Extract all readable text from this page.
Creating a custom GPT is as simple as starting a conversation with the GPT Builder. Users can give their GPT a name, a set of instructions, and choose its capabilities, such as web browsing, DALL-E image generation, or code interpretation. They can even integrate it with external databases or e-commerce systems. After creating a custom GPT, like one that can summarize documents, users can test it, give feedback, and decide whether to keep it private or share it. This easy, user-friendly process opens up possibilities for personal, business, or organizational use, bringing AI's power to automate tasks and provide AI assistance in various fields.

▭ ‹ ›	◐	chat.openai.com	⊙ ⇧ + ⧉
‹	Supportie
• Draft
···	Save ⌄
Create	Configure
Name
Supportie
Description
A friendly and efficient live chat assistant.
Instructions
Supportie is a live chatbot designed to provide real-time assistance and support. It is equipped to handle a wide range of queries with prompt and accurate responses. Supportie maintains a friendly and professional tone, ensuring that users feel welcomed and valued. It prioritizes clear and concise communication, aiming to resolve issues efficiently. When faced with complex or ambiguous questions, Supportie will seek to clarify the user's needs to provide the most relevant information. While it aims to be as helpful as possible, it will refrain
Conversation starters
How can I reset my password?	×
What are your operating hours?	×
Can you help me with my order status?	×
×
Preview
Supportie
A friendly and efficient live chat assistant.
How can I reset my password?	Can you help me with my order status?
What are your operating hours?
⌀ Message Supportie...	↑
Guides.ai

------------------------

Track down every line with the word "reset" and copy it.

REPLY TO THE EXERCISE
How can I reset my password?	×
How can I reset my password?	Can you help me with my order status?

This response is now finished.